■ **TASK TO CARRY OUT**:
Among the entries below, find the lines with "наука" and copy them.

■ **RECORDS FOR PROCESSING**:
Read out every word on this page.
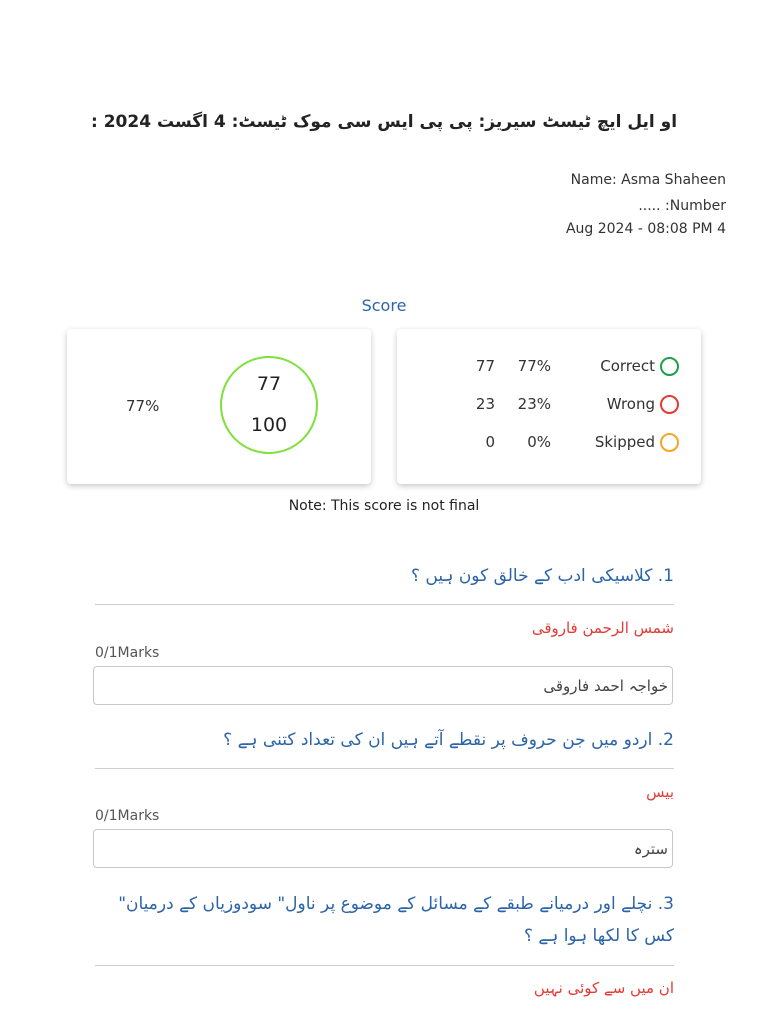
او ایل ایچ ٹیسٹ سیریز: پی پی ایس سی موک ٹیسٹ: 4 اگست 2024 :
Name: Asma Shaheen
..... :Number
Aug 2024 - 08:08 PM 4
Score
77%
77
100
77 77%	Correct
23 23%	Wrong
0 0%	Skipped
Note: This score is not final
1. کلاسیکی ادب کے خالق کون ہیں ؟
شمس الرحمن فاروقی
0/1Marks
خواجہ احمد فاروقی
2. اردو میں جن حروف پر نقطے آتے ہیں ان کی تعداد کتنی ہے ؟
بیس
0/1Marks
سترہ
3. نچلے اور درمیانے طبقے کے مسائل کے موضوع پر ناول" سودوزیاں کے درمیان" کس کا لکھا ہوا ہے ؟
ان میں سے کوئی نہیں
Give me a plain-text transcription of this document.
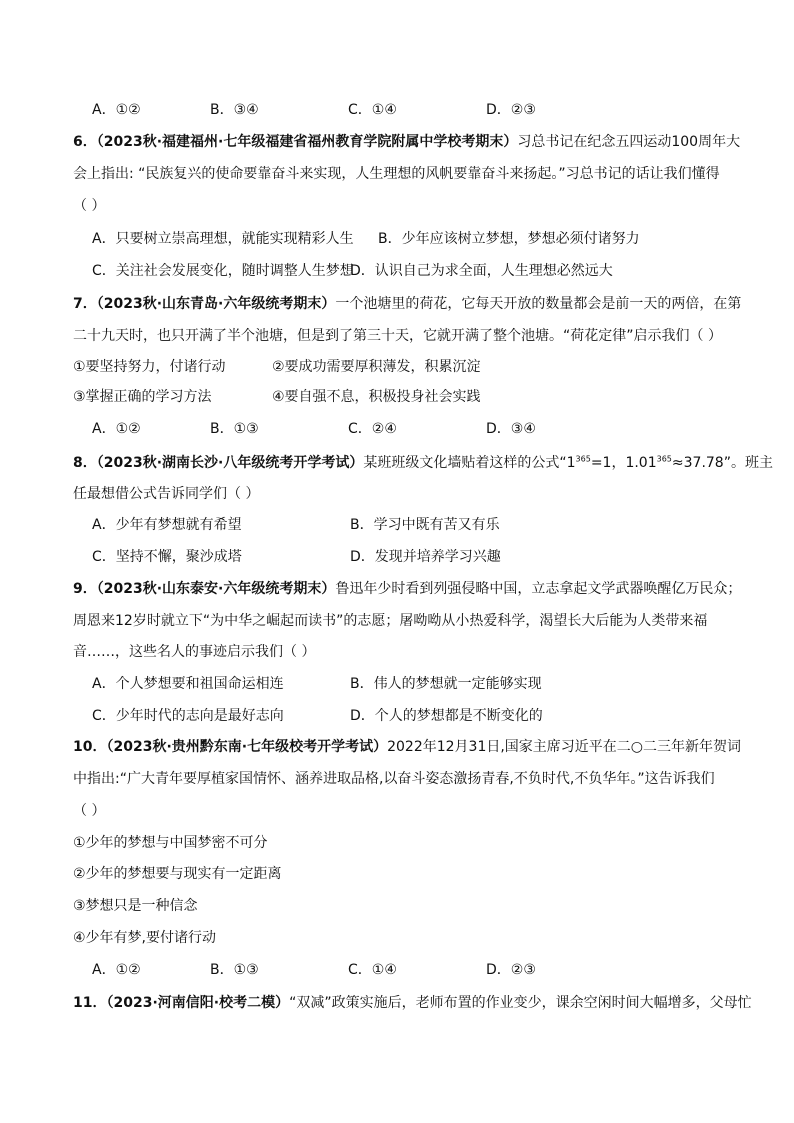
A．①②	B．③④	C．①④	D．②③
6．（2023秋·福建福州·七年级福建省福州教育学院附属中学校考期末）习总书记在纪念五四运动100周年大
会上指出: “民族复兴的使命要靠奋斗来实现，人生理想的风帆要靠奋斗来扬起。”习总书记的话让我们懂得
（ ）
A．只要树立崇高理想，就能实现精彩人生 B．少年应该树立梦想，梦想必须付诸努力
C．关注社会发展变化，随时调整人生梦想
D．认识自己为求全面，人生理想必然远大
7．（2023秋·山东青岛·六年级统考期末）一个池塘里的荷花，它每天开放的数量都会是前一天的两倍，在第
二十九天时，也只开满了半个池塘，但是到了第三十天，它就开满了整个池塘。“荷花定律”启示我们（ ）
①要坚持努力，付诸行动	②要成功需要厚积薄发，积累沉淀
③掌握正确的学习方法	④要自强不息，积极投身社会实践
A．①②	B．①③	C．②④	D．③④
8．（2023秋·湖南长沙·八年级统考开学考试）某班班级文化墙贴着这样的公式“$1^{365}=1$，$1.01^{365}\approx 37.78$”。班主
任最想借公式告诉同学们（ ）
A．少年有梦想就有希望	B．学习中既有苦又有乐
C．坚持不懈，聚沙成塔	D．发现并培养学习兴趣
9．（2023秋·山东泰安·六年级统考期末）鲁迅年少时看到列强侵略中国，立志拿起文学武器唤醒亿万民众；
周恩来12岁时就立下“为中华之崛起而读书”的志愿；屠呦呦从小热爱科学，渴望长大后能为人类带来福
音……，这些名人的事迹启示我们（ ）
A．个人梦想要和祖国命运相连	B．伟人的梦想就一定能够实现
C．少年时代的志向是最好志向	D．个人的梦想都是不断变化的
10．（2023秋·贵州黔东南·七年级校考开学考试）2022年12月31日,国家主席习近平在二○二三年新年贺词
中指出:“广大青年要厚植家国情怀、涵养进取品格,以奋斗姿态激扬青春,不负时代,不负华年。”这告诉我们
（ ）
①少年的梦想与中国梦密不可分
②少年的梦想要与现实有一定距离
③梦想只是一种信念
④少年有梦,要付诸行动
A．①②	B．①③	C．①④	D．②③
11．（2023·河南信阳·校考二模）“双减”政策实施后，老师布置的作业变少，课余空闲时间大幅增多，父母忙
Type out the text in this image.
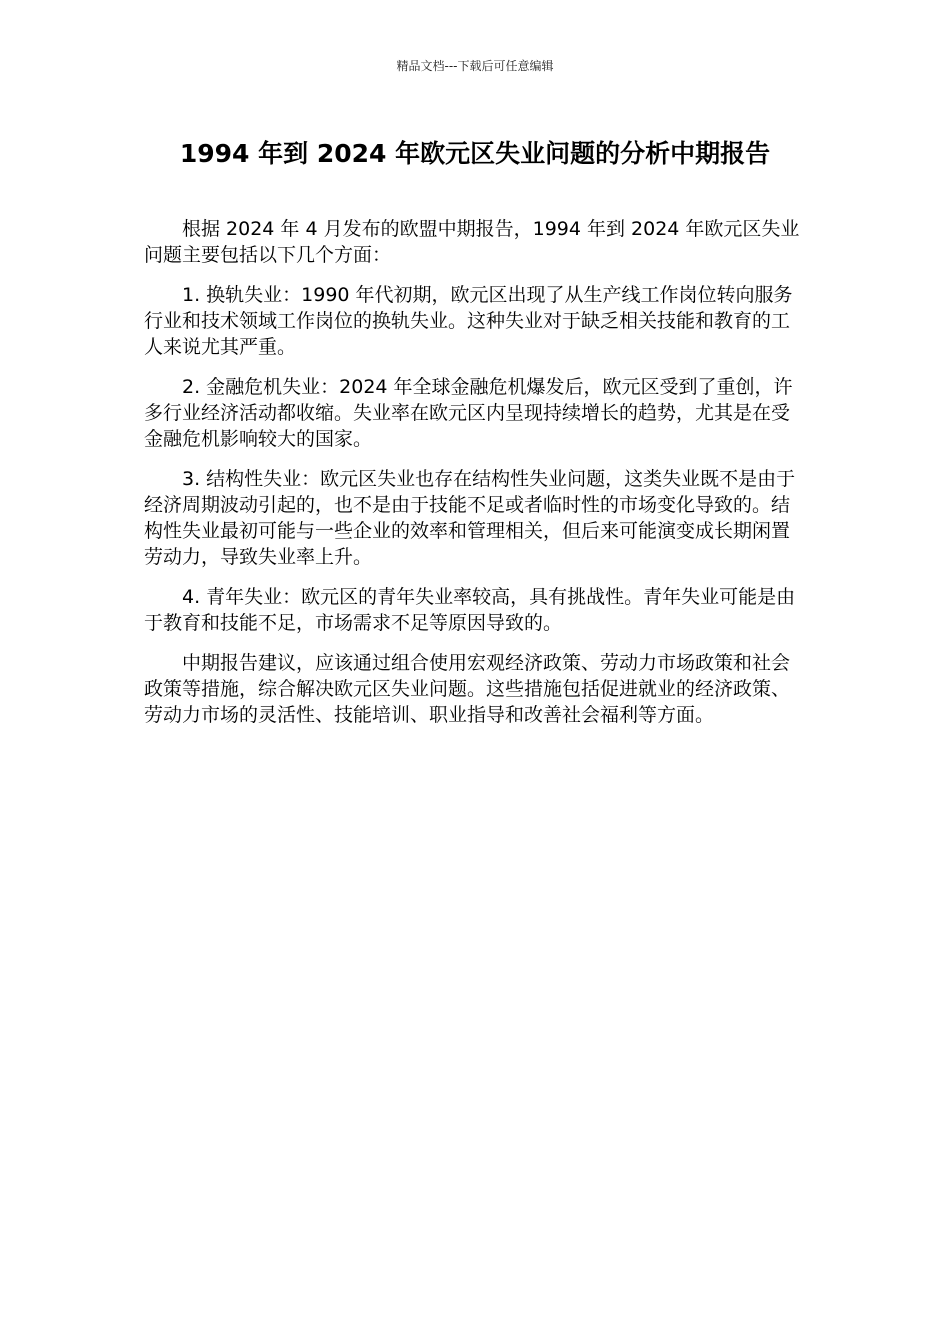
精品文档---下载后可任意编辑
1994 年到 2024 年欧元区失业问题的分析中期报告

根据 2024 年 4 月发布的欧盟中期报告，1994 年到 2024 年欧元区失业问题主要包括以下几个方面：

1. 换轨失业：1990 年代初期，欧元区出现了从生产线工作岗位转向服务行业和技术领域工作岗位的换轨失业。这种失业对于缺乏相关技能和教育的工人来说尤其严重。

2. 金融危机失业：2024 年全球金融危机爆发后，欧元区受到了重创，许多行业经济活动都收缩。失业率在欧元区内呈现持续增长的趋势，尤其是在受金融危机影响较大的国家。

3. 结构性失业：欧元区失业也存在结构性失业问题，这类失业既不是由于经济周期波动引起的，也不是由于技能不足或者临时性的市场变化导致的。结构性失业最初可能与一些企业的效率和管理相关，但后来可能演变成长期闲置劳动力，导致失业率上升。

4. 青年失业：欧元区的青年失业率较高，具有挑战性。青年失业可能是由于教育和技能不足，市场需求不足等原因导致的。

中期报告建议，应该通过组合使用宏观经济政策、劳动力市场政策和社会政策等措施，综合解决欧元区失业问题。这些措施包括促进就业的经济政策、劳动力市场的灵活性、技能培训、职业指导和改善社会福利等方面。
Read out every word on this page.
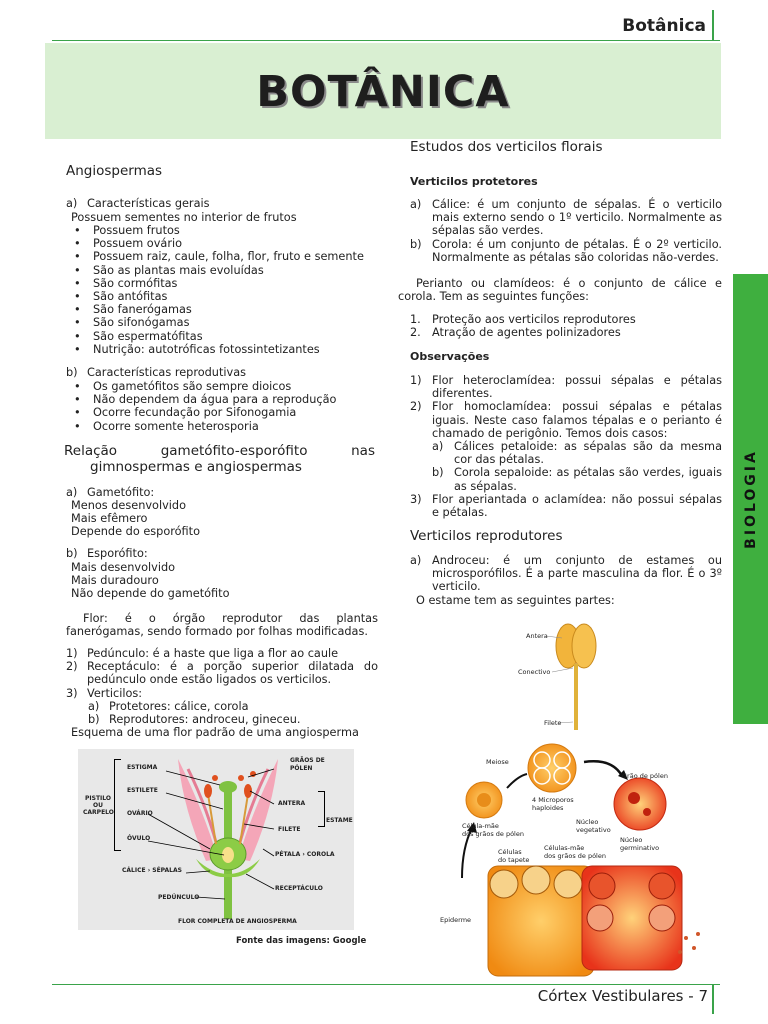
Botânica
BOTÂNICA
BIOLOGIA
Angiospermas
a) Características gerais
Possuem sementes no interior de frutos
•	Possuem frutos
•	Possuem ovário
•	Possuem raiz, caule, folha, flor, fruto e semente
•	São as plantas mais evoluídas
•	São cormófitas
•	São antófitas
•	São fanerógamas
•	São sifonógamas
•	São espermatófitas
•	Nutrição: autotróficas fotossintetizantes
b) Características reprodutivas
•	Os gametófitos são sempre dioicos
•	Não dependem da água para a reprodução
•	Ocorre fecundação por Sifonogamia
•	Ocorre somente heterosporia
Relação	gametófito-esporófito	nas
gimnospermas e angiospermas
a) Gametófito:
Menos desenvolvido
Mais efêmero
Depende do esporófito
b) Esporófito:
Mais desenvolvido
Mais duradouro
Não depende do gametófito
Flor: é o órgão reprodutor das plantas fanerógamas, sendo formado por folhas modificadas.
1) Pedúnculo: é a haste que liga a flor ao caule
2) Receptáculo: é a porção superior dilatada do pedúnculo onde estão ligados os verticilos.
3) Verticilos:
a) Protetores: cálice, corola
b) Reprodutores: androceu, gineceu.
Esquema de uma flor padrão de uma angiosperma
ESTIGMA
GRÃOS DE
PÓLEN
ESTILETE
PISTILO
OU
CARPELO
ANTERA
OVÁRIO
ESTAME
FILETE
ÓVULO
PÉTALA › COROLA
CÁLICE › SÉPALAS
RECEPTÁCULO
PEDÚNCULO
FLOR COMPLETA DE ANGIOSPERMA
Fonte das imagens: Google
Estudos dos verticilos florais
Verticilos protetores
a) Cálice: é um conjunto de sépalas. É o verticilo mais externo sendo o 1º verticilo. Normalmente as sépalas são verdes.
b) Corola: é um conjunto de pétalas. É o 2º verticilo. Normalmente as pétalas são coloridas não-verdes.
Perianto ou clamídeos: é o conjunto de cálice e corola. Tem as seguintes funções:
1. Proteção aos verticilos reprodutores
2. Atração de agentes polinizadores
Observações
1) Flor heteroclamídea: possui sépalas e pétalas diferentes.
2) Flor homoclamídea: possui sépalas e pétalas iguais. Neste caso falamos tépalas e o perianto é chamado de perigônio. Temos dois casos:
a) Cálices petaloide: as sépalas são da mesma cor das pétalas.
b) Corola sepaloide: as pétalas são verdes, iguais as sépalas.
3) Flor aperiantada o aclamídea: não possui sépalas e pétalas.
Verticilos reprodutores
a) Androceu: é um conjunto de estames ou microsporófilos. É a parte masculina da flor. É o 3º verticilo.
O estame tem as seguintes partes:
Antera
Conectivo
Filete
Meiose
4 Microporos
haploides
Grão de pólen
Célula-mãe
dos grãos de pólen
Núcleo
vegetativo
Núcleo
germinativo
Células
do tapete
Células-mãe
dos grãos de pólen
Epiderme
Córtex Vestibulares - 7
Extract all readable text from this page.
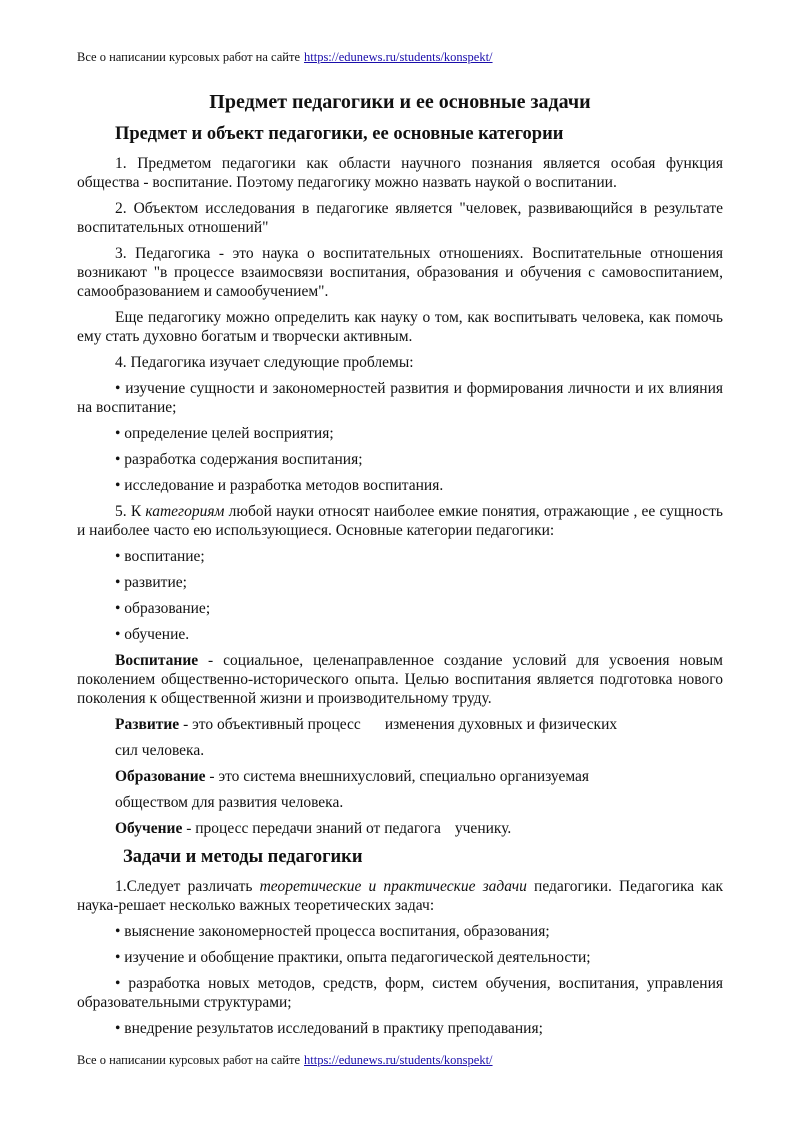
Все о написании курсовых работ на сайте https://edunews.ru/students/konspekt/
Предмет педагогики и ее основные задачи
Предмет и объект педагогики, ее основные категории

1. Предметом педагогики как области научного познания является особая функция общества - воспитание. Поэтому педагогику можно назвать наукой о воспитании.

2. Объектом исследования в педагогике является "человек, развивающийся в результате воспитательных отношений"

3. Педагогика - это наука о воспитательных отношениях. Воспитательные отношения возникают "в процессе взаимосвязи воспитания, образования и обучения с самовоспитанием, самообразованием и самообучением".

Еще педагогику можно определить как науку о том, как воспитывать человека, как помочь ему стать духовно богатым и творчески активным.

4. Педагогика изучает следующие проблемы:

• изучение сущности и закономерностей развития и формирования личности и их влияния на воспитание;

• определение целей восприятия;

• разработка содержания воспитания;

• исследование и разработка методов воспитания.

5. К категориям любой науки относят наиболее емкие понятия, отражающие , ее сущность и наиболее часто ею использующиеся. Основные категории педагогики:

• воспитание;

• развитие;

• образование;

• обучение.

Воспитание - социальное, целенаправленное создание условий для усвоения новым поколением общественно-исторического опыта. Целью воспитания является подготовка нового поколения к общественной жизни и производительному труду.

Развитие - это объективный процесс изменения духовных и физических

сил человека.

Образование - это система внешнихусловий, специально организуемая

обществом для развития человека.

Обучение - процесс передачи знаний от педагога ученику.

Задачи и методы педагогики

1.Следует различать теоретические и практические задачи педагогики. Педагогика как наука-решает несколько важных теоретических задач:

• выяснение закономерностей процесса воспитания, образования;

• изучение и обобщение практики, опыта педагогической деятельности;

• разработка новых методов, средств, форм, систем обучения, воспитания, управления образовательными структурами;

• внедрение результатов исследований в практику преподавания;

Все о написании курсовых работ на сайте https://edunews.ru/students/konspekt/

■ **TASK SOLUTION**:
3. Педагогика - это наука о воспитательных отношениях. Воспитательные отношения возникают "в процессе взаимосвязи воспитания, образования и обучения с самовоспитанием, самообразованием и самообучением".
1.Следует различать теоретические и практические задачи педагогики. Педагогика как наука-решает несколько важных теоретических задач:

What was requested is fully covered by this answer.